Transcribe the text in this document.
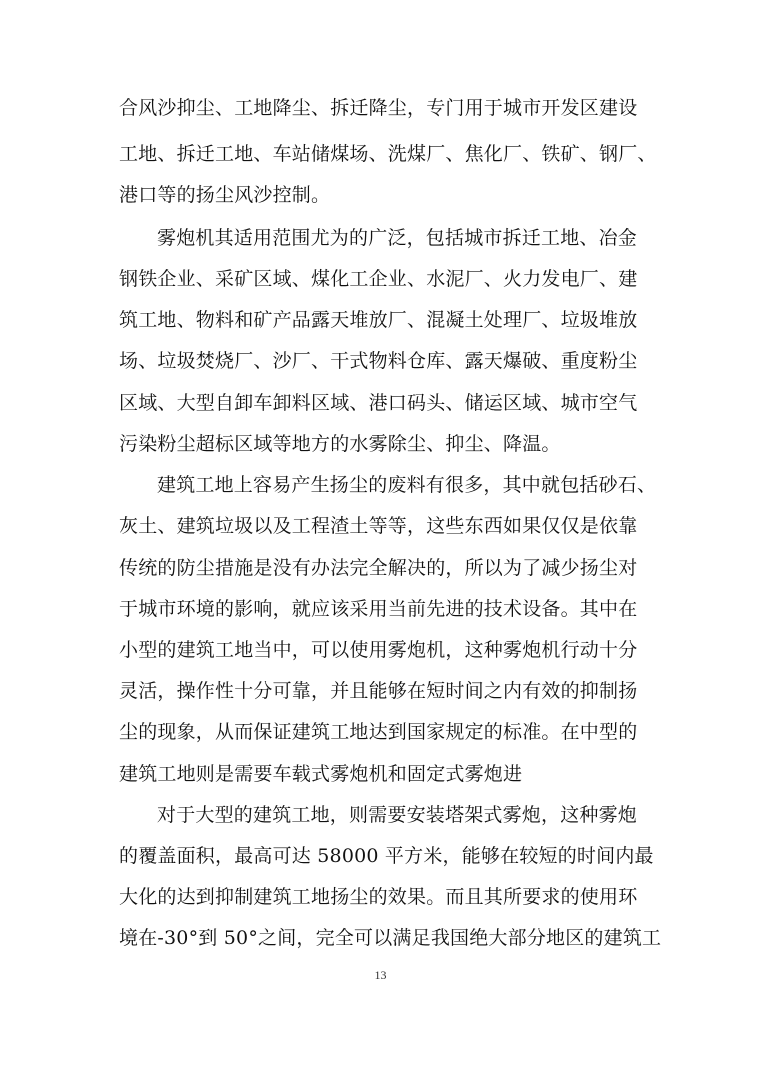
合风沙抑尘、工地降尘、拆迁降尘，专门用于城市开发区建设
工地、拆迁工地、车站储煤场、洗煤厂、焦化厂、铁矿、钢厂、
港口等的扬尘风沙控制。
雾炮机其适用范围尤为的广泛，包括城市拆迁工地、冶金
钢铁企业、采矿区域、煤化工企业、水泥厂、火力发电厂、建
筑工地、物料和矿产品露天堆放厂、混凝土处理厂、垃圾堆放
场、垃圾焚烧厂、沙厂、干式物料仓库、露天爆破、重度粉尘
区域、大型自卸车卸料区域、港口码头、储运区域、城市空气
污染粉尘超标区域等地方的水雾除尘、抑尘、降温。
建筑工地上容易产生扬尘的废料有很多，其中就包括砂石、
灰土、建筑垃圾以及工程渣土等等，这些东西如果仅仅是依靠
传统的防尘措施是没有办法完全解决的，所以为了减少扬尘对
于城市环境的影响，就应该采用当前先进的技术设备。其中在
小型的建筑工地当中，可以使用雾炮机，这种雾炮机行动十分
灵活，操作性十分可靠，并且能够在短时间之内有效的抑制扬
尘的现象，从而保证建筑工地达到国家规定的标准。在中型的
建筑工地则是需要车载式雾炮机和固定式雾炮进
对于大型的建筑工地，则需要安装塔架式雾炮，这种雾炮
的覆盖面积，最高可达 58000 平方米，能够在较短的时间内最
大化的达到抑制建筑工地扬尘的效果。而且其所要求的使用环
境在-30°到 50°之间，完全可以满足我国绝大部分地区的建筑工
13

### Objective
Transcribe the listing above verbatim. Omit the pictures.

### Output for this task
Transcribe the text in this document.
合风沙抑尘、工地降尘、拆迁降尘，专门用于城市开发区建设
工地、拆迁工地、车站储煤场、洗煤厂、焦化厂、铁矿、钢厂、
港口等的扬尘风沙控制。
雾炮机其适用范围尤为的广泛，包括城市拆迁工地、冶金
钢铁企业、采矿区域、煤化工企业、水泥厂、火力发电厂、建
筑工地、物料和矿产品露天堆放厂、混凝土处理厂、垃圾堆放
场、垃圾焚烧厂、沙厂、干式物料仓库、露天爆破、重度粉尘
区域、大型自卸车卸料区域、港口码头、储运区域、城市空气
污染粉尘超标区域等地方的水雾除尘、抑尘、降温。
建筑工地上容易产生扬尘的废料有很多，其中就包括砂石、
灰土、建筑垃圾以及工程渣土等等，这些东西如果仅仅是依靠
传统的防尘措施是没有办法完全解决的，所以为了减少扬尘对
于城市环境的影响，就应该采用当前先进的技术设备。其中在
小型的建筑工地当中，可以使用雾炮机，这种雾炮机行动十分
灵活，操作性十分可靠，并且能够在短时间之内有效的抑制扬
尘的现象，从而保证建筑工地达到国家规定的标准。在中型的
建筑工地则是需要车载式雾炮机和固定式雾炮进
对于大型的建筑工地，则需要安装塔架式雾炮，这种雾炮
的覆盖面积，最高可达 58000 平方米，能够在较短的时间内最
大化的达到抑制建筑工地扬尘的效果。而且其所要求的使用环
境在-30°到 50°之间，完全可以满足我国绝大部分地区的建筑工
13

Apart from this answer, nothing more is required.